** Start Records to process **
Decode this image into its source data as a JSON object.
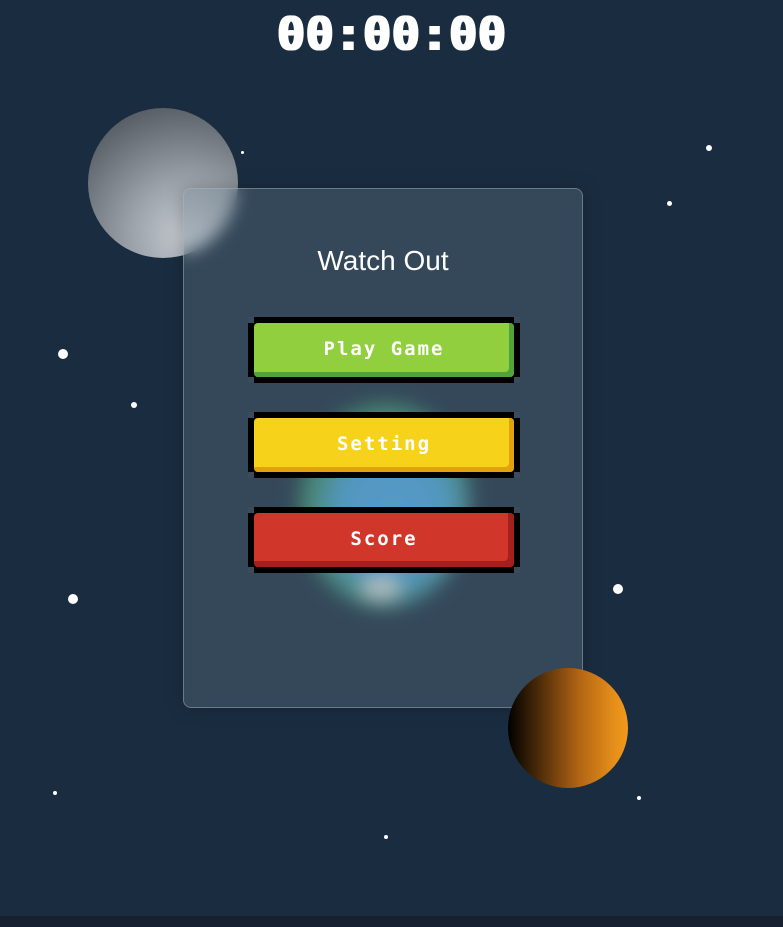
{
  "hud": {
    "timer": "00:00:00"
  },
  "menu": {
    "title": "Watch Out",
    "buttons": {
      "play": "Play Game",
      "setting": "Setting",
      "score": "Score"
    }
  },
  "colors": {
    "background": "#1a2d40",
    "play_button": "#92cf3f",
    "setting_button": "#f7d21a",
    "score_button": "#d0362a",
    "text": "#ffffff"
  },
  "decorations": {
    "planets": [
      "moon",
      "earth",
      "sun"
    ]
  }
}
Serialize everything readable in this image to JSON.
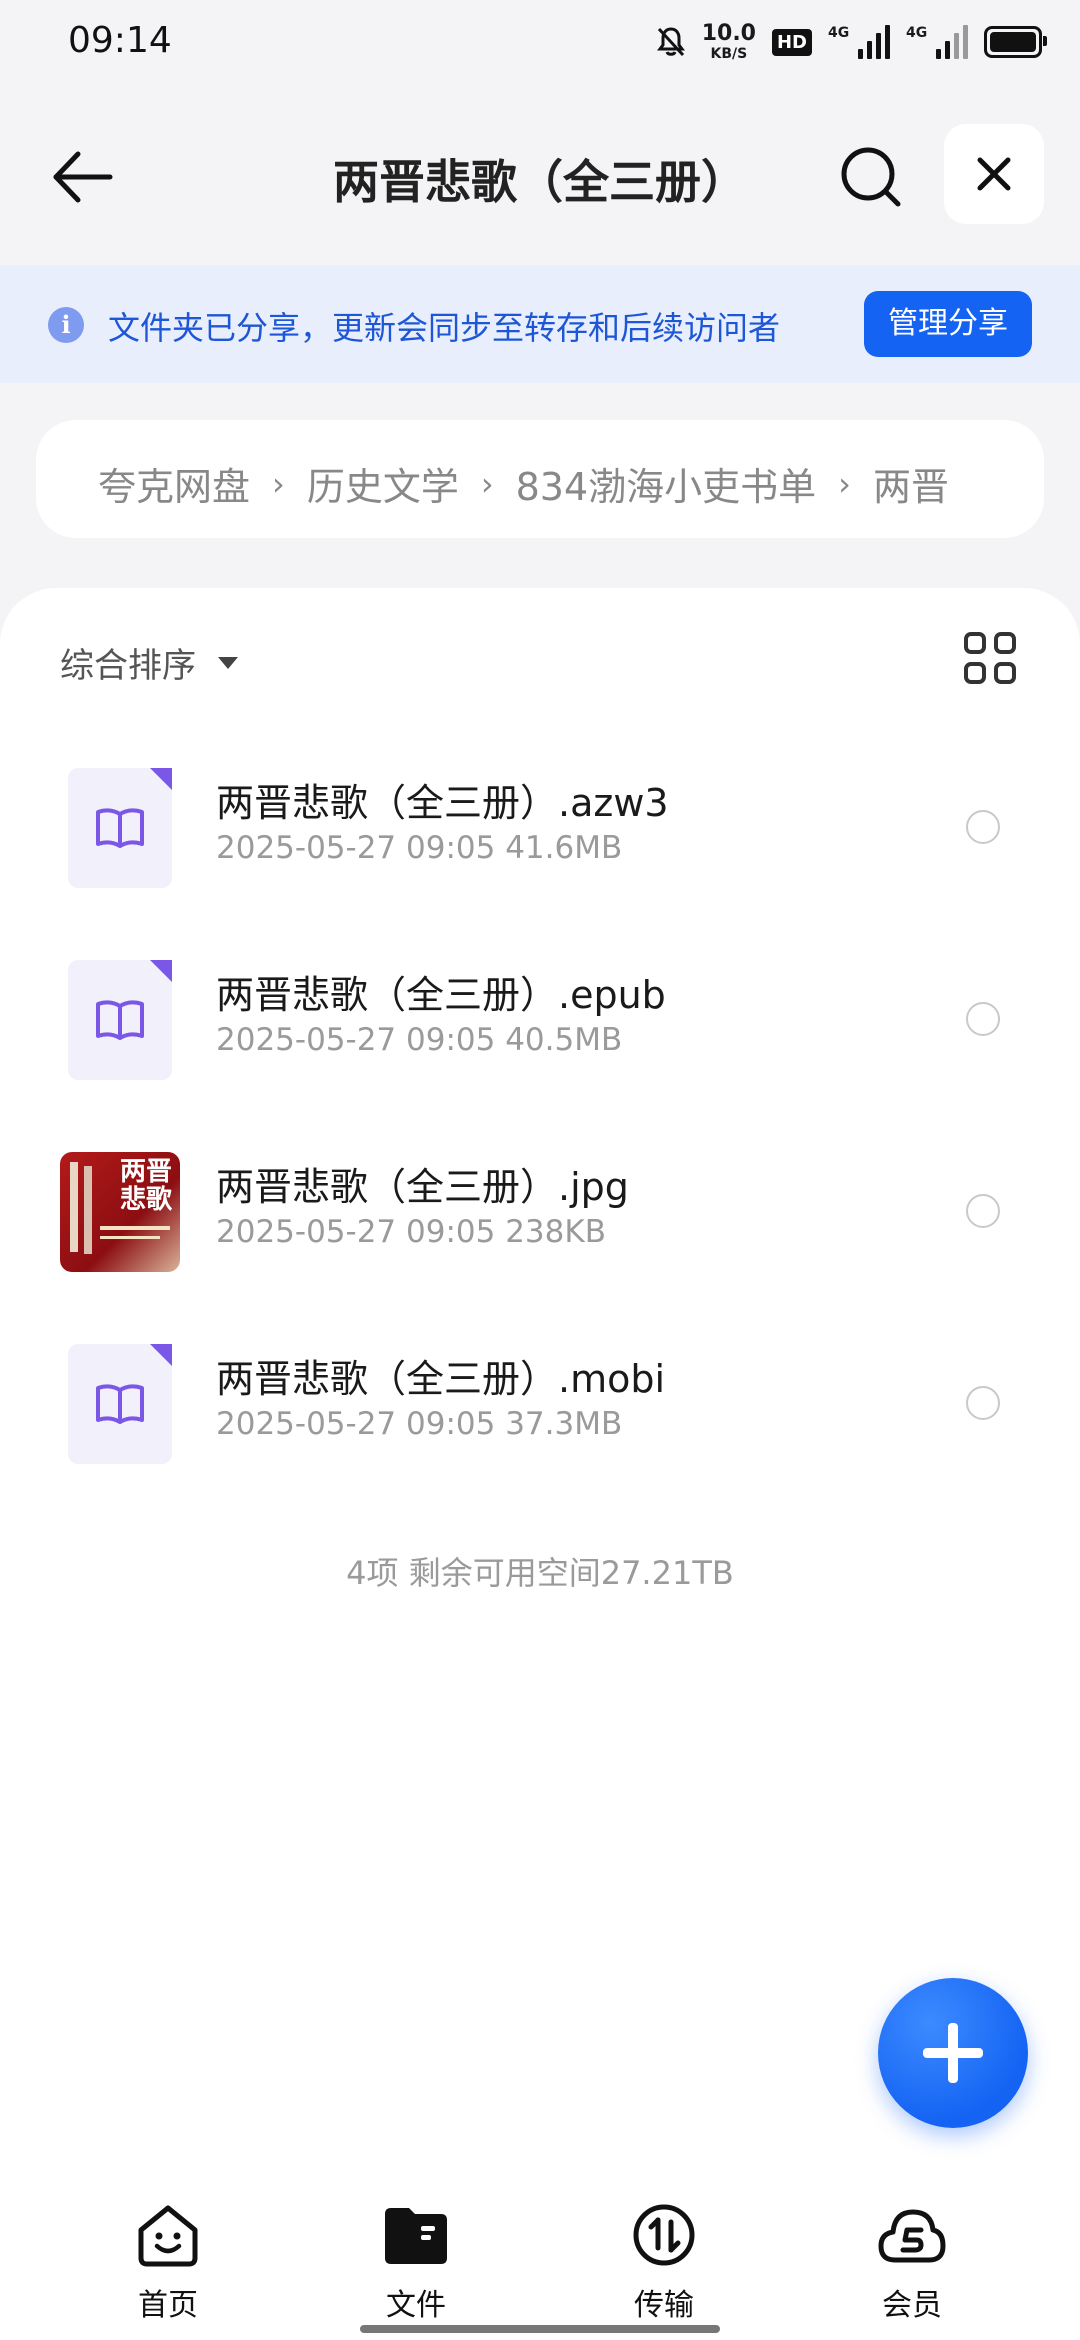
{
  "status": {
    "time": "09:14",
    "net_speed_value": "10.0",
    "net_speed_unit": "KB/S",
    "hd_label": "HD",
    "sim1": "4G",
    "sim2": "4G"
  },
  "header": {
    "title": "两晋悲歌（全三册）"
  },
  "banner": {
    "text": "文件夹已分享，更新会同步至转存和后续访问者",
    "button": "管理分享"
  },
  "breadcrumb": {
    "items": [
      "夸克网盘",
      "历史文学",
      "834渤海小吏书单",
      "两晋"
    ]
  },
  "toolbar": {
    "sort_label": "综合排序"
  },
  "files": [
    {
      "name": "两晋悲歌（全三册）.azw3",
      "meta": "2025-05-27 09:05  41.6MB",
      "type": "book"
    },
    {
      "name": "两晋悲歌（全三册）.epub",
      "meta": "2025-05-27 09:05  40.5MB",
      "type": "book"
    },
    {
      "name": "两晋悲歌（全三册）.jpg",
      "meta": "2025-05-27 09:05  238KB",
      "type": "image"
    },
    {
      "name": "两晋悲歌（全三册）.mobi",
      "meta": "2025-05-27 09:05  37.3MB",
      "type": "book"
    }
  ],
  "summary": "4项 剩余可用空间27.21TB",
  "thumb_text": "两晋悲歌",
  "tabs": [
    {
      "label": "首页",
      "icon": "home-smile-icon"
    },
    {
      "label": "文件",
      "icon": "folder-icon"
    },
    {
      "label": "传输",
      "icon": "transfer-icon"
    },
    {
      "label": "会员",
      "icon": "vip-cloud-icon"
    }
  ],
  "colors": {
    "accent": "#1463f3",
    "banner_bg": "#e8eefb",
    "book_corner": "#7a57e6"
  }
}
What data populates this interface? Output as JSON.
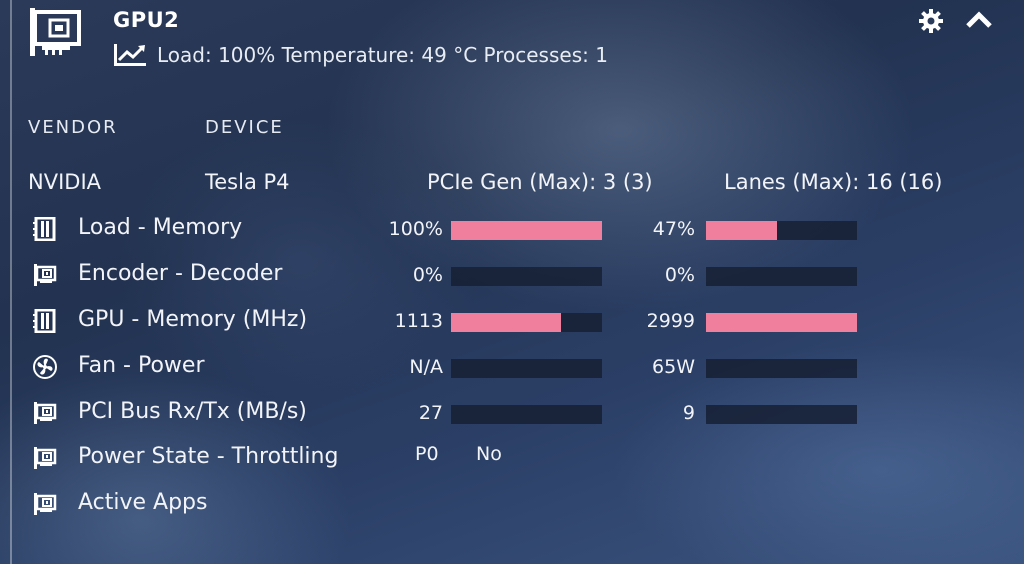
{
  "header": {
    "title": "GPU2",
    "subline": "Load: 100% Temperature: 49 °C Processes: 1"
  },
  "columns": {
    "vendor": "VENDOR",
    "device": "DEVICE"
  },
  "info": {
    "vendor": "NVIDIA",
    "device": "Tesla P4",
    "pcie": "PCIe Gen (Max): 3 (3)",
    "lanes": "Lanes (Max): 16 (16)"
  },
  "rows": [
    {
      "label": "Load - Memory",
      "icon": "memory-chip-icon",
      "v1": "100%",
      "f1": 1.0,
      "v2": "47%",
      "f2": 0.47
    },
    {
      "label": "Encoder - Decoder",
      "icon": "gpu-card-icon",
      "v1": "0%",
      "f1": 0.0,
      "v2": "0%",
      "f2": 0.0
    },
    {
      "label": "GPU - Memory (MHz)",
      "icon": "memory-chip-icon",
      "v1": "1113",
      "f1": 0.73,
      "v2": "2999",
      "f2": 1.0
    },
    {
      "label": "Fan - Power",
      "icon": "fan-icon",
      "v1": "N/A",
      "f1": 0.0,
      "v2": "65W",
      "f2": 0.0
    },
    {
      "label": "PCI Bus Rx/Tx (MB/s)",
      "icon": "gpu-card-icon",
      "v1": "27",
      "f1": 0.0,
      "v2": "9",
      "f2": 0.0
    },
    {
      "label": "Power State - Throttling",
      "icon": "gpu-card-icon",
      "v1": "P0",
      "v2": "No"
    },
    {
      "label": "Active Apps",
      "icon": "gpu-card-icon"
    }
  ],
  "colors": {
    "bar_fill": "#f07f9e",
    "bar_track": "#162034"
  }
}
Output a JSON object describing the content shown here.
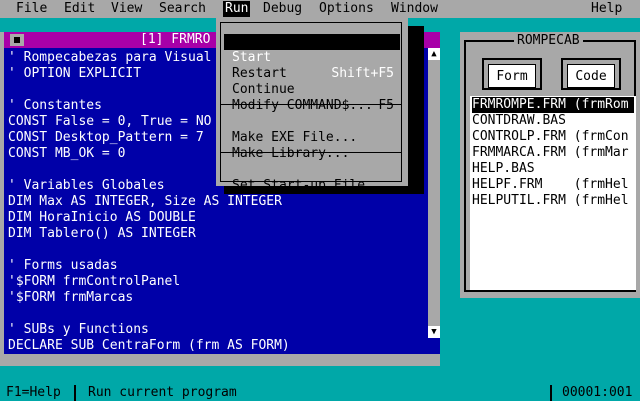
{
  "menubar": {
    "items": [
      "File",
      "Edit",
      "View",
      "Search",
      "Run",
      "Debug",
      "Options",
      "Window",
      "Help"
    ],
    "active": "Run"
  },
  "editor": {
    "title": "[1] FRMRO",
    "lines": [
      "' Rompecabezas para Visual",
      "' OPTION EXPLICIT",
      "",
      "' Constantes",
      "CONST False = 0, True = NO",
      "CONST Desktop_Pattern = 7",
      "CONST MB_OK = 0",
      "",
      "' Variables Globales",
      "DIM Max AS INTEGER, Size AS INTEGER",
      "DIM HoraInicio AS DOUBLE",
      "DIM Tablero() AS INTEGER",
      "",
      "' Forms usadas",
      "'$FORM frmControlPanel",
      "'$FORM frmMarcas",
      "",
      "' SUBs y Functions",
      "DECLARE SUB CentraForm (frm AS FORM)"
    ]
  },
  "run_menu": {
    "items": [
      {
        "label": "Start",
        "shortcut": "Shift+F5"
      },
      {
        "label": "Restart",
        "shortcut": ""
      },
      {
        "label": "Continue",
        "shortcut": "F5"
      },
      {
        "label": "Modify COMMAND$...",
        "shortcut": ""
      },
      {
        "label": "Make EXE File...",
        "shortcut": ""
      },
      {
        "label": "Make Library...",
        "shortcut": ""
      },
      {
        "label": "Set Start-up File...",
        "shortcut": ""
      }
    ]
  },
  "project": {
    "title": "ROMPECAB",
    "form_button": "Form",
    "code_button": "Code",
    "files": [
      "FRMROMPE.FRM (frmRom",
      "CONTDRAW.BAS",
      "CONTROLP.FRM (frmCon",
      "FRMMARCA.FRM (frmMar",
      "HELP.BAS",
      "HELPF.FRM    (frmHel",
      "HELPUTIL.FRM (frmHel"
    ]
  },
  "status": {
    "help": "F1=Help",
    "message": "Run current program",
    "position": "00001:001"
  }
}
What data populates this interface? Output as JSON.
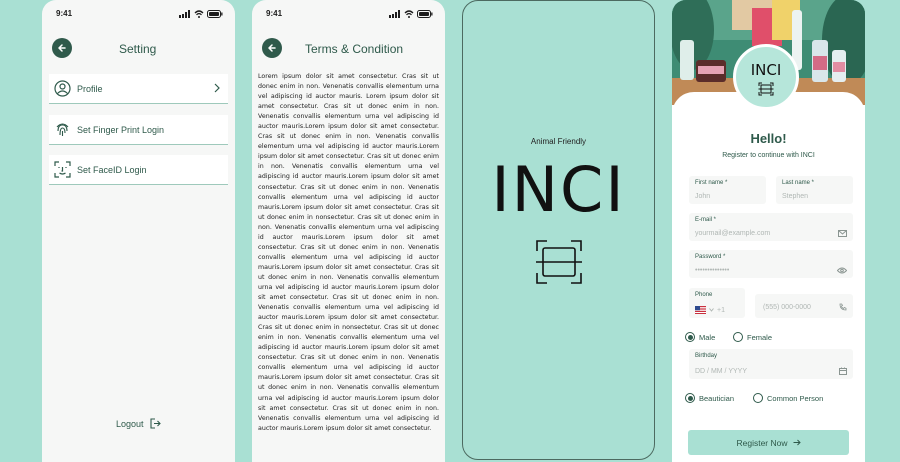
{
  "settings_screen": {
    "time": "9:41",
    "title": "Setting",
    "items": [
      {
        "label": "Profile",
        "icon": "user-icon"
      },
      {
        "label": "Set Finger Print Login",
        "icon": "fingerprint-icon"
      },
      {
        "label": "Set FaceID Login",
        "icon": "faceid-icon"
      }
    ],
    "logout_label": "Logout"
  },
  "terms_screen": {
    "time": "9:41",
    "title": "Terms & Condition",
    "body": "Lorem ipsum dolor sit amet consectetur. Cras sit ut donec enim in non. Venenatis convallis elementum urna vel adipiscing id auctor mauris. Lorem ipsum dolor sit amet consectetur. Cras sit ut donec enim in non. Venenatis convallis elementum urna vel adipiscing id auctor mauris.Lorem ipsum dolor sit amet consectetur. Cras sit ut donec enim in non. Venenatis convallis elementum urna vel adipiscing id auctor mauris.Lorem ipsum dolor sit amet consectetur. Cras sit ut donec enim in non. Venenatis convallis elementum urna vel adipiscing id auctor mauris.Lorem ipsum dolor sit amet consectetur. Cras sit ut donec enim in non. Venenatis convallis elementum urna vel adipiscing id auctor mauris.Lorem ipsum dolor sit amet consectetur. Cras sit ut donec enim in nonsectetur. Cras sit ut donec enim in non. Venenatis convallis elementum urna vel adipiscing id auctor mauris.Lorem ipsum dolor sit amet consectetur. Cras sit ut donec enim in non. Venenatis convallis elementum urna vel adipiscing id auctor mauris.Lorem ipsum dolor sit amet consectetur. Cras sit ut donec enim in non. Venenatis convallis elementum urna vel adipiscing id auctor mauris.Lorem ipsum dolor sit amet consectetur. Cras sit ut donec enim in non. Venenatis convallis elementum urna vel adipiscing id auctor mauris.Lorem ipsum dolor sit amet consectetur. Cras sit ut donec enim in nonsectetur. Cras sit ut donec enim in non. Venenatis convallis elementum urna vel adipiscing id auctor mauris.Lorem ipsum dolor sit amet consectetur. Cras sit ut donec enim in non. Venenatis convallis elementum urna vel adipiscing id auctor mauris.Lorem ipsum dolor sit amet consectetur. Cras sit ut donec enim in non. Venenatis convallis elementum urna vel adipiscing id auctor mauris.Lorem ipsum dolor sit amet consectetur. Cras sit ut donec enim in non. Venenatis convallis elementum urna vel adipiscing id auctor mauris.Lorem ipsum dolor sit amet consectetur."
  },
  "splash_screen": {
    "subtitle": "Animal Friendly",
    "logo_text": "INCI"
  },
  "register_screen": {
    "logo_text": "INCI",
    "greeting": "Hello!",
    "subtitle": "Register to continue with INCI",
    "first_name": {
      "label": "First name *",
      "placeholder": "John"
    },
    "last_name": {
      "label": "Last name *",
      "placeholder": "Stephen"
    },
    "email": {
      "label": "E-mail *",
      "placeholder": "yourmail@example.com"
    },
    "password": {
      "label": "Password *",
      "placeholder": "••••••••••••••"
    },
    "phone": {
      "label": "Phone",
      "country_code": "+1",
      "placeholder": "(555) 000-0000"
    },
    "gender_options": [
      "Male",
      "Female"
    ],
    "gender_selected": "Male",
    "birthday": {
      "label": "Birthday",
      "placeholder": "DD / MM / YYYY"
    },
    "role_options": [
      "Beautician",
      "Common Person"
    ],
    "role_selected": "Beautician",
    "register_label": "Register Now"
  },
  "colors": {
    "background": "#a9e0d3",
    "primary": "#2f5a4b",
    "button": "#a9e0d3",
    "field_bg": "#f6f7f6"
  }
}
** End Records to process **
= Set problem =
Go through the listing above and return every line where the word "INCI" occurs.

= Finished task =
    "logo_text": "INCI"
    "logo_text": "INCI",
    "subtitle": "Register to continue with INCI",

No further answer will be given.